What to work on → Output the full listing below exactly, without the pictures.

Extracted data →
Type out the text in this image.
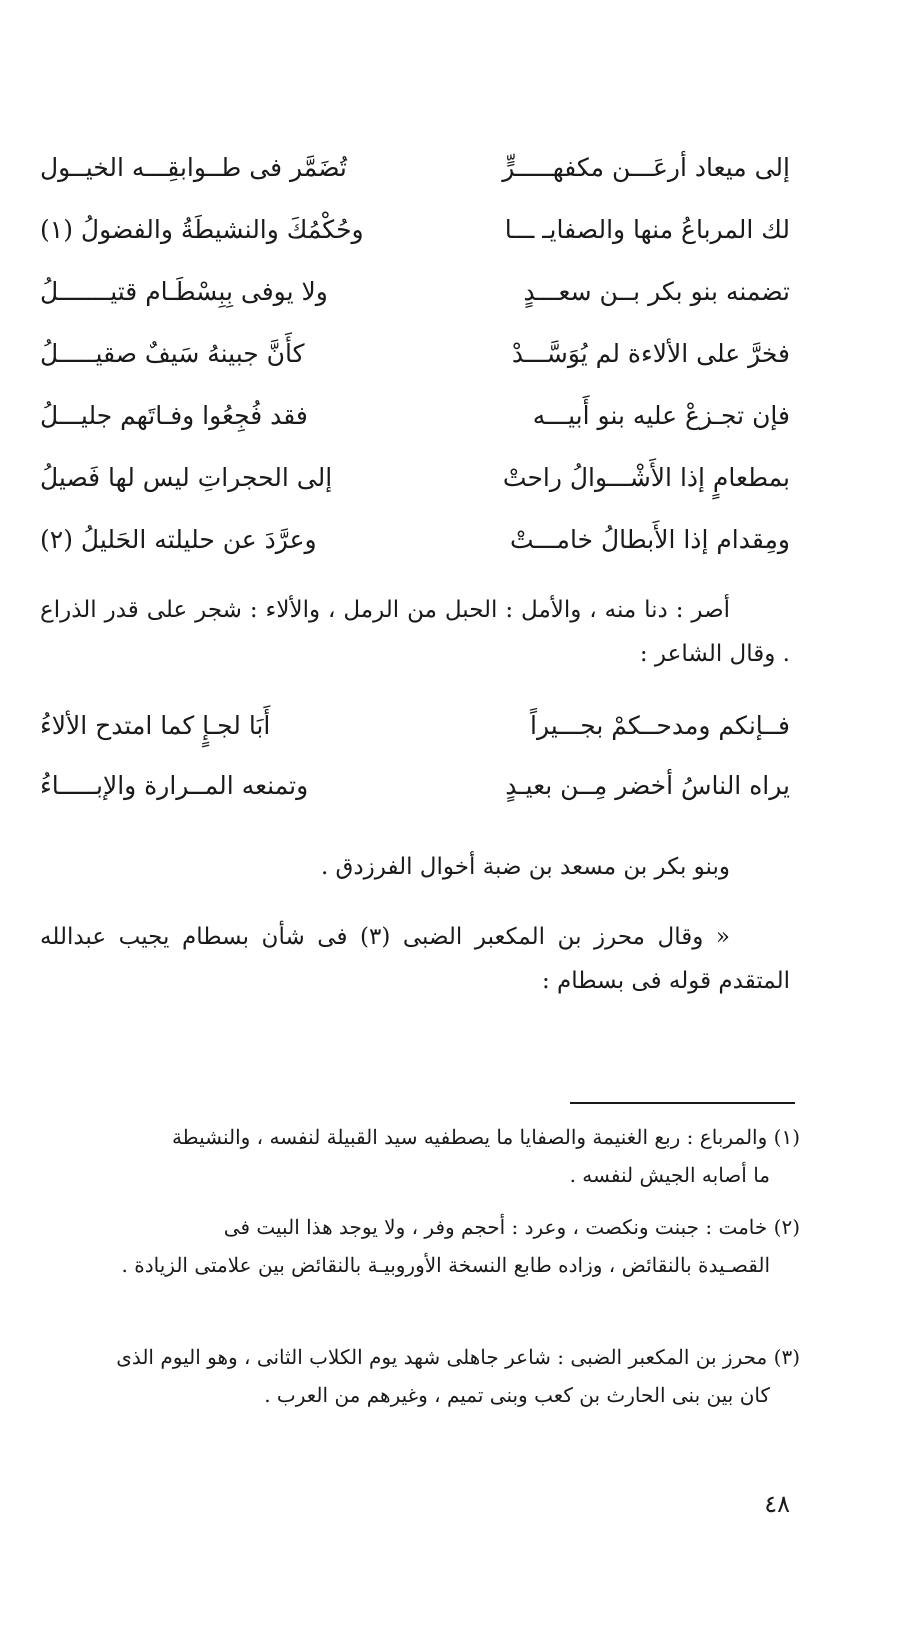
إلى ميعاد أرعَـــن مكفهـــــرٍّ
تُضَمَّر فى طــوابقِـــه الخيــول
لك المرباعُ منها والصفايـ ـــا
وحُكْمُكَ والنشيطَةُ والفضولُ (١)
تضمنه بنو بكر بــن سعـــدٍ
ولا يوفى بِبِسْطَـام قتيـــــــلُ
فخرَّ على الألاءة لم يُوَسَّـــدْ
كأَنَّ جبينهُ سَيفٌ صقيـــــلُ
فإن تجـزعْ عليه بنو أَبيـــه
فقد فُجِعُوا وفـاتَهم جليـــلُ
بمطعامٍ إذا الأَشْـــوالُ راحتْ
إلى الحجراتِ ليس لها فَصيلُ
ومِقدام إذا الأَبطالُ خامـــتْ
وعرَّدَ عن حليلته الحَليلُ (٢)

أصر : دنا منه ، والأمل : الحبل من الرمل ، والألاء : شجر على قدر الذراع . وقال الشاعر :

فــإنكم ومدحــكمْ بجـــيراً
أَبَا لجـإٍ كما امتدح الألاءُ
يراه الناسُ أخضر مِــن بعيـدٍ
وتمنعه المــرارة والإبـــــاءُ

وبنو بكر بن مسعد بن ضبة أخوال الفرزدق .

« وقال محرز بن المكعبر الضبى (٣) فى شأن بسطام يجيب عبدالله المتقدم قوله فى بسطام :

(١) والمرباع : ربع الغنيمة والصفايا ما يصطفيه سيد القبيلة لنفسه ، والنشيطة
ما أصابه الجيش لنفسه .
(٢) خامت : جبنت ونكصت ، وعرد : أحجم وفر ، ولا يوجد هذا البيت فى
القصـيدة بالنقائض ، وزاده طابع النسخة الأوروبيـة بالنقائض بين علامتى الزيادة .
(٣) محرز بن المكعبر الضبى : شاعر جاهلى شهد يوم الكلاب الثانى ، وهو اليوم الذى
كان بين بنى الحارث بن كعب وبنى تميم ، وغيرهم من العرب .
٤٨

Full solution →
Type out the text in this image.
إلى ميعاد أرعَـــن مكفهـــــرٍّ
تُضَمَّر فى طــوابقِـــه الخيــول
لك المرباعُ منها والصفايـ ـــا
وحُكْمُكَ والنشيطَةُ والفضولُ (١)
تضمنه بنو بكر بــن سعـــدٍ
ولا يوفى بِبِسْطَـام قتيـــــــلُ
فخرَّ على الألاءة لم يُوَسَّـــدْ
كأَنَّ جبينهُ سَيفٌ صقيـــــلُ
فإن تجـزعْ عليه بنو أَبيـــه
فقد فُجِعُوا وفـاتَهم جليـــلُ
بمطعامٍ إذا الأَشْـــوالُ راحتْ
إلى الحجراتِ ليس لها فَصيلُ
ومِقدام إذا الأَبطالُ خامـــتْ
وعرَّدَ عن حليلته الحَليلُ (٢)

أصر : دنا منه ، والأمل : الحبل من الرمل ، والألاء : شجر على قدر الذراع . وقال الشاعر :

فــإنكم ومدحــكمْ بجـــيراً
أَبَا لجـإٍ كما امتدح الألاءُ
يراه الناسُ أخضر مِــن بعيـدٍ
وتمنعه المــرارة والإبـــــاءُ

وبنو بكر بن مسعد بن ضبة أخوال الفرزدق .

« وقال محرز بن المكعبر الضبى (٣) فى شأن بسطام يجيب عبدالله المتقدم قوله فى بسطام :

(١) والمرباع : ربع الغنيمة والصفايا ما يصطفيه سيد القبيلة لنفسه ، والنشيطة
ما أصابه الجيش لنفسه .
(٢) خامت : جبنت ونكصت ، وعرد : أحجم وفر ، ولا يوجد هذا البيت فى
القصـيدة بالنقائض ، وزاده طابع النسخة الأوروبيـة بالنقائض بين علامتى الزيادة .
(٣) محرز بن المكعبر الضبى : شاعر جاهلى شهد يوم الكلاب الثانى ، وهو اليوم الذى
كان بين بنى الحارث بن كعب وبنى تميم ، وغيرهم من العرب .
٤٨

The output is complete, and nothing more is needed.